• [Problems and tasks]:
a) From the appellate opinion, write out the passage from "15                       We agree" to "sale had occurred." word for word.
b) Answer these questions using the appellate opinion:
(i) In what proportion did the trial court apportion the auction loss between the parties?
(ii) How did the trial court divide the sale costs?
(iii) Which statute prohibits a modification of the property division?

15                       We agree with the trial court’s implicit conclusion that the provision in the parties’ divorce judgment allowing for them to “share equally in the event of any gain or loss resulting from the auction sale” was ambiguous.  The court clearly intended that there be an adjustment to the property division in the event the sale values differed from the appraised values of the items sold, but the judgment did not specify how the parties’ adjusted shares would be determined once the sale had occurred.

16                       In our view, the trial court’s interpretation and effectuation of the judgment’s post-sale adjustment provision was reasonable.  The court made the adjustment based on the reduced value of the items actually sold at the auction, which is consistent with the language of the provision specifying that the gain or loss to be shared by the parties was that “resulting from the auction sale as compared with the aggregate appraised value of the items to be auctioned” (emphasis added).  The court’s conclusion that the loss should be apportioned between the parties according to their respective shares of the estate, i.e., 60/40, was also not unreasonable.[4]  While it is true that this resulted in Richard bearing a larger share of the loss than Correne, had it not been for the court’s allowance of a post-sale adjustment, Richard would have borne the entire loss in value of the
items sold.  The court also acted reasonably in dividing the sale costs equally between the parties, which is what the adjustment provision called for.  Finally, if the court erred in its treatment of the appraisal fee, the error benefited Richard, and Correne has not cross-appealed (see footnote 2).

17                       Because the trial court reasonably interpreted and clarified the divorce judgment, we reject Richard’s contention that the trial court should have gone further and revalued all of the personal property he received on the basis of the sale-to-appraised-value ratio for the items sold.  First, as we have noted, Richard did not object at trial to the use of the appraisal Correne had procured for property division evaluation purposes.  Moreover, Richard’s proposed adjustment would have been inconsistent with the language in the judgment calling for loss-sharing only on “the items to be auctioned.”  Thus, what Richard proposes goes beyond a “clarification” of the property division in the judgment and is arguably a “modification” to it, which is prohibited by Wis. Stat. § 767.32(1)(a) (2003-04).[5] 

18                       We similarly reject Richard’s argument that the trial court erred in failing to take into account the capital gains tax consequences of the sale.  We recognize that Wis. Stat. § 767.255(3)(k) provides that, when dividing the
property in a divorce, a court should consider “[t]he tax consequences to each party,” but it can do so only if the party who allegedly suffers such consequences provides evidence as to the tax impact on him or her.  A party seeking an allowance for tax consequences bears the responsibility of demonstrating to the trial court what those consequences are.  See Fowler v. Fowler, 158 Wis. 2d 508, 518-19, 463 N.W.2d 370 (Ct. App. 1990).  As we explained in Fowler:

[I]t is not up to the court to provide the evidence.  Rather, it is the court's responsibility to decide on the basis of the evidence.  If the parties do not present the trial court with any evidence or other reliable data as to the tax consequences of the court’s decision, the court does not abuse its discretion in failing to take those consequences into consideration.

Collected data
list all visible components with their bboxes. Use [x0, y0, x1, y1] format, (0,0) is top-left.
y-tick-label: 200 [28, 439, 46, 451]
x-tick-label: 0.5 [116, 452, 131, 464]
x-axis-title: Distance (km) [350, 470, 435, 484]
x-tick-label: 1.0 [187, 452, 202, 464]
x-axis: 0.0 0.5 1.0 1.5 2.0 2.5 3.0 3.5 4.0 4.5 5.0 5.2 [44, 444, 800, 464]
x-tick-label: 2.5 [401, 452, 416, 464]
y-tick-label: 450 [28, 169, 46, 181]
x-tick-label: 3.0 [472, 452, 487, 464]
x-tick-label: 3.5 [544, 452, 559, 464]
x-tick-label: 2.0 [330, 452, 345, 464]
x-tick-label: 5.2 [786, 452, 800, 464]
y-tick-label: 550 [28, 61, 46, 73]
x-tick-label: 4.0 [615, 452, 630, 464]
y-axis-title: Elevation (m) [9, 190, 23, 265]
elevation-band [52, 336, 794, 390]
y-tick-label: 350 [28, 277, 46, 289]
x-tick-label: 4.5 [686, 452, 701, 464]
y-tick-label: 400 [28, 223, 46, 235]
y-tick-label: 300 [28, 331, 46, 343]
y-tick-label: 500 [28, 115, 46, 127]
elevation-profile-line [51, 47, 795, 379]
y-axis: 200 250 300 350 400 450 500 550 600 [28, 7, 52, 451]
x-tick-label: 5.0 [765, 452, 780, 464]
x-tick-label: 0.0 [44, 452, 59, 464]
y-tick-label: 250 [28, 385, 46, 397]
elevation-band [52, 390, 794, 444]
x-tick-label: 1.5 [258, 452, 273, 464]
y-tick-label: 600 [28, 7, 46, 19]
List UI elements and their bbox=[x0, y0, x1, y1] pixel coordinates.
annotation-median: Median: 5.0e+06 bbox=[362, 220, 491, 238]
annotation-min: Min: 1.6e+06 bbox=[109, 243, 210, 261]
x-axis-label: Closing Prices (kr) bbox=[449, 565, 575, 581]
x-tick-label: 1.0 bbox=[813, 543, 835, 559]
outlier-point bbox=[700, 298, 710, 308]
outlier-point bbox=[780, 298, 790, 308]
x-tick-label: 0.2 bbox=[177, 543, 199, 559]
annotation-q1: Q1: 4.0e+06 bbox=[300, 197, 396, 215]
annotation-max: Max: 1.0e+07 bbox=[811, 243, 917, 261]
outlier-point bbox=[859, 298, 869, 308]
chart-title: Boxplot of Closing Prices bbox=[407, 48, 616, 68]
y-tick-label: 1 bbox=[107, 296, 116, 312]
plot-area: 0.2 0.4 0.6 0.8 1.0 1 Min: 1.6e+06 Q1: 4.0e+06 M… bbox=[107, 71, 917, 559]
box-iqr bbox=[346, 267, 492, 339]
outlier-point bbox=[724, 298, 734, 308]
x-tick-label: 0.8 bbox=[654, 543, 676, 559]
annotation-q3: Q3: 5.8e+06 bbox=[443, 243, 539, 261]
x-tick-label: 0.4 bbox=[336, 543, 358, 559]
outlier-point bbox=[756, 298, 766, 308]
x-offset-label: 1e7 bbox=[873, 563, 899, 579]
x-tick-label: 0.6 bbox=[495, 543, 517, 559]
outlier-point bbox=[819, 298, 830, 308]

• [Final answers]:
a)
15                       We agree with the trial court’s implicit conclusion that the provision in the parties’ divorce judgment allowing for them to “share equally in the event of any gain or loss resulting from the auction sale” was ambiguous.  The court clearly intended that there be an adjustment to the property division in the event the sale values differed from the appraised values of the items sold, but the judgment did not specify how the parties’ adjusted shares would be determined once the sale had occurred.

b)
(i) 60/40, according to the parties' respective shares of the estate.
(ii) Equally between the parties.
(iii) Wis. Stat. § 767.32(1)(a) (2003-04).